# [Instructions to follow]
Provide a single number: the count of lines containing the string "name".

----- Supplied information

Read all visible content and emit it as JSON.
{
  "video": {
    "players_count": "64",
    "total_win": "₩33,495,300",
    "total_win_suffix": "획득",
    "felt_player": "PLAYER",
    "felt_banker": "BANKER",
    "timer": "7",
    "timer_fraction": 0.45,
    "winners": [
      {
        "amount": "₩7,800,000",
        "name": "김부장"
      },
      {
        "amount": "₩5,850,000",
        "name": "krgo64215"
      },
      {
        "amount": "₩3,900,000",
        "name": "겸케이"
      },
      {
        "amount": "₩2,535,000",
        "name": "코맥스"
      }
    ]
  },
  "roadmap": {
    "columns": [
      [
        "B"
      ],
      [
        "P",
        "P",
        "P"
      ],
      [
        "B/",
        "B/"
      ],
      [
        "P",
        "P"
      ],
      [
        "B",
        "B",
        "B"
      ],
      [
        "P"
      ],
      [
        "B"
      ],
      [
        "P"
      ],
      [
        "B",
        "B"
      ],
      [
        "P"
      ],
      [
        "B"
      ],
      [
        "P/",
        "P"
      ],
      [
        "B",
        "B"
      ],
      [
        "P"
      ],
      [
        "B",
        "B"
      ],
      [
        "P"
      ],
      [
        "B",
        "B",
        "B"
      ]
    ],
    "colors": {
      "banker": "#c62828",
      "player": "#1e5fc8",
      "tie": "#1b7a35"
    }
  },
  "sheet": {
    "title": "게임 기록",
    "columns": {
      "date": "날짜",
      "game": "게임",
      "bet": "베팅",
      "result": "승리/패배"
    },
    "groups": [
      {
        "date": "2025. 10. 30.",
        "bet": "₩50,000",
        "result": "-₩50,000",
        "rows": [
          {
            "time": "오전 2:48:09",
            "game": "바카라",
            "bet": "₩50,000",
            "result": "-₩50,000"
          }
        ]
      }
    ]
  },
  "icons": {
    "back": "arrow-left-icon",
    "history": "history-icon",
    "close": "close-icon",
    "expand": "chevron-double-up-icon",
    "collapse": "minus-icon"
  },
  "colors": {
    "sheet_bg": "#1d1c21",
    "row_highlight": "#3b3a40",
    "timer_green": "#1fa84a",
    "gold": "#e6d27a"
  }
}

----------

# [Problem solution]
4